# START OF Excerpted passage
Curious, I took out my copy of the
Old Testament to see what Mac Poor had to say on the subject. Chapter XXII of
Denver South Park & Pacific is a mile-by-mile station list of the entire road. The entry for Pine Grove on page 419 mentions the depot dimensions and the fact that there was a “
coal chute, 3 shovelers and an engine hostler”, but doesn’t address when the coal chute was built. So, I turned to the facilities list at Como, to see when the 8 bin covered structure there was built, perhaps a contemporary of that at Pine. But to my dismay, Mac Poor lists every conceivable railroad structure at the division point, except the coal chutes!!
Turning to Poor’s descriptions of Pitkin and Dickey, some of my early assumptions were validated:
Pitkin:
“In 1901, the railroad built a coal chute at the cost of $2,717.38.”Dickey:
“The Colorado & Southern built a coal chute here in 1902 at the cost of $4,397.82." (Evidently 12 bins didn’t cost twice as much as 6 bins.)
But I still didn’t have any idea when the Pine coal trestle was built. Then I recalled that another coal chute, never photographed to my knowledge, existed at Schwanders. Mac Poor’s entry for that station was astounding:
“At various times the railroad facilities consisted of a 47,500 gallon wood water tank, an eight-pocket coal chute, a wye and 2,634 feet of side track. . . Old Union Pacific records tell that the coal chute at Schwanders was built in 1884 at the cost of $2,796.36. It was removed in May, 1894.”
# END OF Excerpted passage
Set tasks
a – List every dollar amount that appears in the coal chute passage.
b – Extend the coal chute passage, starting after its final sentence.
# START OF Extracted material
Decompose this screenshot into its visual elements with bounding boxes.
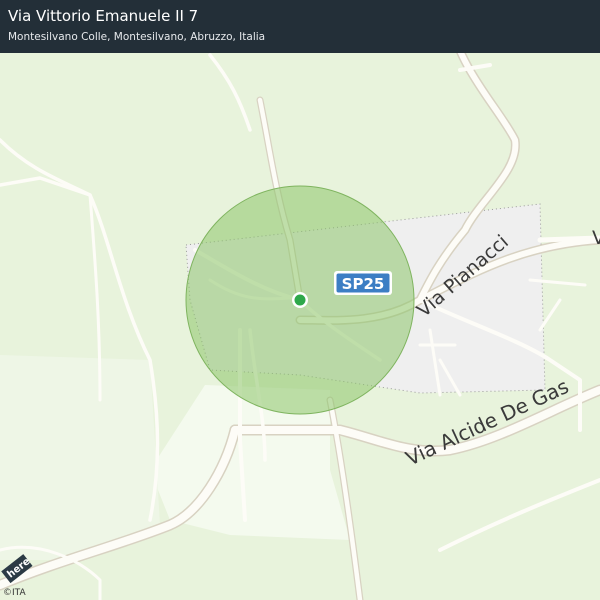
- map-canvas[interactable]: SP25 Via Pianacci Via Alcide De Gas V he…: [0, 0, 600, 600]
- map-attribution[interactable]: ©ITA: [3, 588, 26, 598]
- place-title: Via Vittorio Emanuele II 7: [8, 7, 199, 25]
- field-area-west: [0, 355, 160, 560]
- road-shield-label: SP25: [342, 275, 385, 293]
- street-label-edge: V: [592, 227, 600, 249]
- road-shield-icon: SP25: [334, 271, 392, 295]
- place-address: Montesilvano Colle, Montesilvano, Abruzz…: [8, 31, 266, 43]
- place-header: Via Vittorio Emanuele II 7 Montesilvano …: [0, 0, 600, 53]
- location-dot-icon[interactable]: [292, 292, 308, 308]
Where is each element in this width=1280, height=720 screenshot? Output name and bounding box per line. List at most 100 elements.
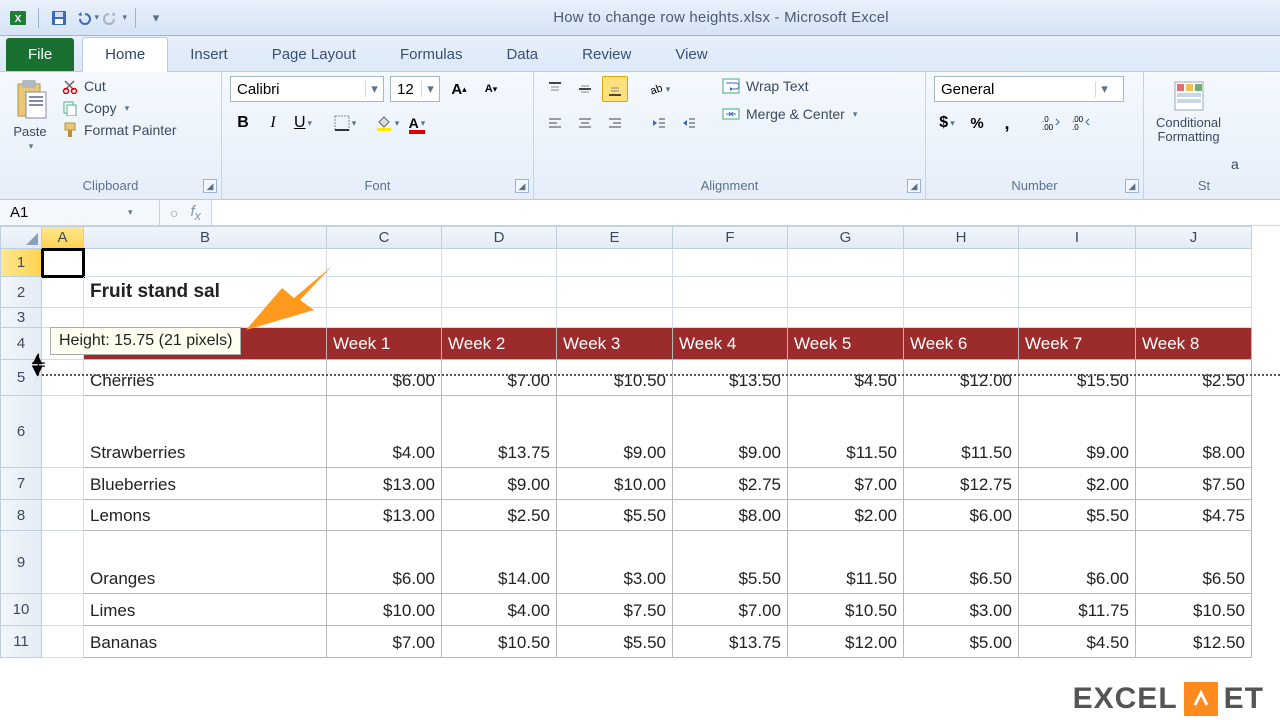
# END OF Extracted material
Answers to the problems
a –
$2,717.38
$4,397.82
$2,796.36

b –
Built in 1884!! That means any number of Congdon stacked Mason, Baldwin, Brooks and Cooke locomotives took coal there! And eight chutes? Were there eight chutes in a row serving one track or a double four-pocket set of bins like the double six-pocket chutes later built at Dickey? If eight-bins in a row, was the entire structure covered like the structure at Como? Was the coaling trestle at Como a contemporary, also built in 1884?
I found no further answers in Poor’s book, so went back to the book shelf and took out the
New Testament to see what the apostles Chappell, Richardson and Hauck had to say.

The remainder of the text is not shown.